____ Recorded data
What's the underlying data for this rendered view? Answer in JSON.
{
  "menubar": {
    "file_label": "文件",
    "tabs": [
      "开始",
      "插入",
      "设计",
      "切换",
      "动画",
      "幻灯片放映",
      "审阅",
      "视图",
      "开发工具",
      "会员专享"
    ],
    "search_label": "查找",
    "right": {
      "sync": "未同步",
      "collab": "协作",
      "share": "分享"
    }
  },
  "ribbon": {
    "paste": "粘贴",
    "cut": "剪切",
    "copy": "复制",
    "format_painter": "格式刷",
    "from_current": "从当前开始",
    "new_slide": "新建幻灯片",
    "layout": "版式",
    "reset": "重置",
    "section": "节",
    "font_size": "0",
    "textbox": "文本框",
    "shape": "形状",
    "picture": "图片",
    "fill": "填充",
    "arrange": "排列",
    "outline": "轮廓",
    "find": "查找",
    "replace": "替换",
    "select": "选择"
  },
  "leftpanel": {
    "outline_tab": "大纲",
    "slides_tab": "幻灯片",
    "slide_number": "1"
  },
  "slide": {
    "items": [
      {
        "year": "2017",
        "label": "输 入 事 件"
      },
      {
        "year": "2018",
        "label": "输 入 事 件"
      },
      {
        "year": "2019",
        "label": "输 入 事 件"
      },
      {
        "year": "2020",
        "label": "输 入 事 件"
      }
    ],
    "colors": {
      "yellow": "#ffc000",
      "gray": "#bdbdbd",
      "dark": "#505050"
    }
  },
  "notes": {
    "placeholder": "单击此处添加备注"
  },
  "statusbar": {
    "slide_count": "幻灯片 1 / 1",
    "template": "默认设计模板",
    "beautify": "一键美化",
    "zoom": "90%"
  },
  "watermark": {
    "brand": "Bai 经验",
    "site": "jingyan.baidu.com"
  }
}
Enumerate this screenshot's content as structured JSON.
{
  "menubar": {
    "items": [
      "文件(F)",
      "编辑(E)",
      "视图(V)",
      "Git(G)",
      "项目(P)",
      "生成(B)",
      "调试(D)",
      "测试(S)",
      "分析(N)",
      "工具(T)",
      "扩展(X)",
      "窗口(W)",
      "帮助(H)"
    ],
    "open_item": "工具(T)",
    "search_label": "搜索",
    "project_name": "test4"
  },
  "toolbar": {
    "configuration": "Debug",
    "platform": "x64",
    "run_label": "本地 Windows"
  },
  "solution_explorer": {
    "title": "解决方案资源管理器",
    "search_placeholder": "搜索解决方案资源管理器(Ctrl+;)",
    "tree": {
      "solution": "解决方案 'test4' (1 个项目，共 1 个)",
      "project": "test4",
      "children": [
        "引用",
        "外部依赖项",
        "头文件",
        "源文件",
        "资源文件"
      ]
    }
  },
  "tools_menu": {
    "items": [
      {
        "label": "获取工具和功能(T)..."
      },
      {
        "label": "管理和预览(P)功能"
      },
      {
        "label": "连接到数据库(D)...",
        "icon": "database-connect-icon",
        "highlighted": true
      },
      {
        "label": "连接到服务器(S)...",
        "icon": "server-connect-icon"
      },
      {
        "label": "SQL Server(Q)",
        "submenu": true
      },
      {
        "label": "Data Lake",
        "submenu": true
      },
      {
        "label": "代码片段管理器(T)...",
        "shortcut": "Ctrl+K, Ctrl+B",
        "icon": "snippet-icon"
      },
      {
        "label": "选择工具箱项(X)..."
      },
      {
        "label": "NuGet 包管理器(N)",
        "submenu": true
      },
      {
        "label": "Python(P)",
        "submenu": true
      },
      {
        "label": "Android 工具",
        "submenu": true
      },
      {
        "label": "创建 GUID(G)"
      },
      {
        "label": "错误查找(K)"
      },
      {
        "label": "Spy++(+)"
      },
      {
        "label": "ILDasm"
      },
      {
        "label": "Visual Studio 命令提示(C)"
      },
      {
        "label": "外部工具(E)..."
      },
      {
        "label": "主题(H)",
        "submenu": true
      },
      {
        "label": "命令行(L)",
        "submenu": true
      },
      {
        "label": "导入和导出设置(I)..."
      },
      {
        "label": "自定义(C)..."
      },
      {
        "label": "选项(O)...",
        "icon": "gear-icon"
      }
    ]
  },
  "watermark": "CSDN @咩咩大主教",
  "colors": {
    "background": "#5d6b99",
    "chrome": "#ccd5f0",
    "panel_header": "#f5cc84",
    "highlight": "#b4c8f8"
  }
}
________
Given exercise: Nothing in the listing may be changed; retype it all exactly.

Solution:
What's the underlying data for this rendered view? Answer in JSON.
{
  "menubar": {
    "file_label": "文件",
    "tabs": [
      "开始",
      "插入",
      "设计",
      "切换",
      "动画",
      "幻灯片放映",
      "审阅",
      "视图",
      "开发工具",
      "会员专享"
    ],
    "search_label": "查找",
    "right": {
      "sync": "未同步",
      "collab": "协作",
      "share": "分享"
    }
  },
  "ribbon": {
    "paste": "粘贴",
    "cut": "剪切",
    "copy": "复制",
    "format_painter": "格式刷",
    "from_current": "从当前开始",
    "new_slide": "新建幻灯片",
    "layout": "版式",
    "reset": "重置",
    "section": "节",
    "font_size": "0",
    "textbox": "文本框",
    "shape": "形状",
    "picture": "图片",
    "fill": "填充",
    "arrange": "排列",
    "outline": "轮廓",
    "find": "查找",
    "replace": "替换",
    "select": "选择"
  },
  "leftpanel": {
    "outline_tab": "大纲",
    "slides_tab": "幻灯片",
    "slide_number": "1"
  },
  "slide": {
    "items": [
      {
        "year": "2017",
        "label": "输 入 事 件"
      },
      {
        "year": "2018",
        "label": "输 入 事 件"
      },
      {
        "year": "2019",
        "label": "输 入 事 件"
      },
      {
        "year": "2020",
        "label": "输 入 事 件"
      }
    ],
    "colors": {
      "yellow": "#ffc000",
      "gray": "#bdbdbd",
      "dark": "#505050"
    }
  },
  "notes": {
    "placeholder": "单击此处添加备注"
  },
  "statusbar": {
    "slide_count": "幻灯片 1 / 1",
    "template": "默认设计模板",
    "beautify": "一键美化",
    "zoom": "90%"
  },
  "watermark": {
    "brand": "Bai 经验",
    "site": "jingyan.baidu.com"
  }
}
Enumerate this screenshot's content as structured JSON.
{
  "menubar": {
    "items": [
      "文件(F)",
      "编辑(E)",
      "视图(V)",
      "Git(G)",
      "项目(P)",
      "生成(B)",
      "调试(D)",
      "测试(S)",
      "分析(N)",
      "工具(T)",
      "扩展(X)",
      "窗口(W)",
      "帮助(H)"
    ],
    "open_item": "工具(T)",
    "search_label": "搜索",
    "project_name": "test4"
  },
  "toolbar": {
    "configuration": "Debug",
    "platform": "x64",
    "run_label": "本地 Windows"
  },
  "solution_explorer": {
    "title": "解决方案资源管理器",
    "search_placeholder": "搜索解决方案资源管理器(Ctrl+;)",
    "tree": {
      "solution": "解决方案 'test4' (1 个项目，共 1 个)",
      "project": "test4",
      "children": [
        "引用",
        "外部依赖项",
        "头文件",
        "源文件",
        "资源文件"
      ]
    }
  },
  "tools_menu": {
    "items": [
      {
        "label": "获取工具和功能(T)..."
      },
      {
        "label": "管理和预览(P)功能"
      },
      {
        "label": "连接到数据库(D)...",
        "icon": "database-connect-icon",
        "highlighted": true
      },
      {
        "label": "连接到服务器(S)...",
        "icon": "server-connect-icon"
      },
      {
        "label": "SQL Server(Q)",
        "submenu": true
      },
      {
        "label": "Data Lake",
        "submenu": true
      },
      {
        "label": "代码片段管理器(T)...",
        "shortcut": "Ctrl+K, Ctrl+B",
        "icon": "snippet-icon"
      },
      {
        "label": "选择工具箱项(X)..."
      },
      {
        "label": "NuGet 包管理器(N)",
        "submenu": true
      },
      {
        "label": "Python(P)",
        "submenu": true
      },
      {
        "label": "Android 工具",
        "submenu": true
      },
      {
        "label": "创建 GUID(G)"
      },
      {
        "label": "错误查找(K)"
      },
      {
        "label": "Spy++(+)"
      },
      {
        "label": "ILDasm"
      },
      {
        "label": "Visual Studio 命令提示(C)"
      },
      {
        "label": "外部工具(E)..."
      },
      {
        "label": "主题(H)",
        "submenu": true
      },
      {
        "label": "命令行(L)",
        "submenu": true
      },
      {
        "label": "导入和导出设置(I)..."
      },
      {
        "label": "自定义(C)..."
      },
      {
        "label": "选项(O)...",
        "icon": "gear-icon"
      }
    ]
  },
  "watermark": "CSDN @咩咩大主教",
  "colors": {
    "background": "#5d6b99",
    "chrome": "#ccd5f0",
    "panel_header": "#f5cc84",
    "highlight": "#b4c8f8"
  }
}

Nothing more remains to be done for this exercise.